● Directive
Name every character who appears by name in the plot summary of the book review below.

● Text excerpt
Having loved Amy & Matthew, I was really eager to read Cammie McGovern's second novel, A Step Towards Falling, especially when learning it featured people with developmental disabilities. And I'm so glad to say this is such an incredibly moving book.

Belinda is sexually assaulted during a school football game, which both Emily and Lucas witness, but neither tell anyone - they both assume the other has told someone. But Belinda ends up saving herself by screaming loud enough for someone to hear. As punishment for not seeking out help for Belinda, and just letting it happen, both Emily and Lucas must do community service at a programme for people with developmental disabilities, like Belinda, a class called Relationships and Boundaries. Working there, they get to know the students and feel strongly about helping them, about how others - businesses, even their own school - aren't, and fighting for their rights, and even trying to find a well to apologise and help Belinda.

● Recorded data

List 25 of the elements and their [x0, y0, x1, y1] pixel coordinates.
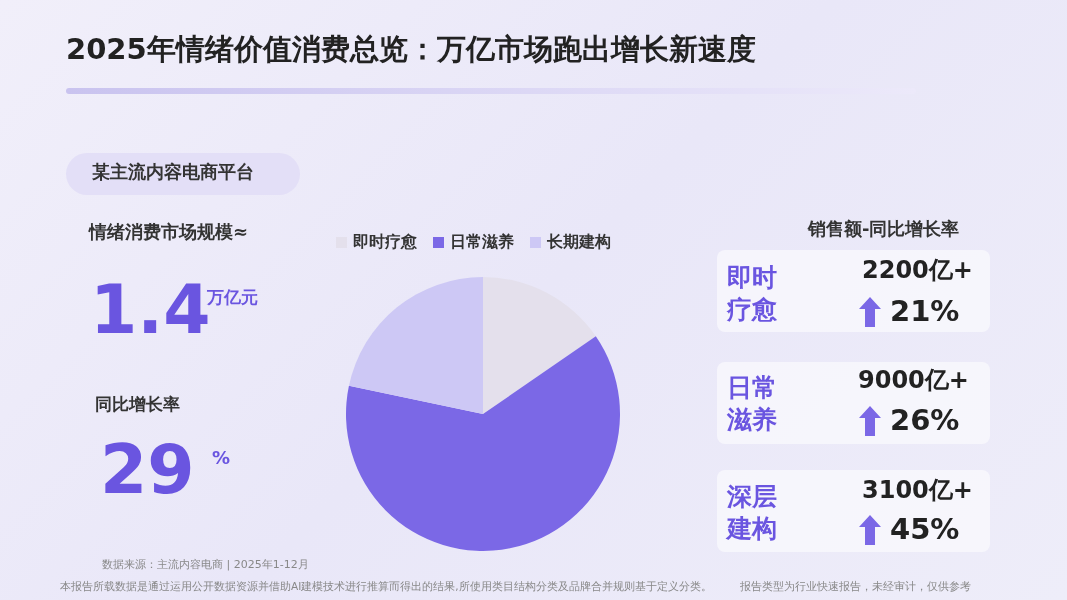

● Exercise response
Belinda, Emily, Lucas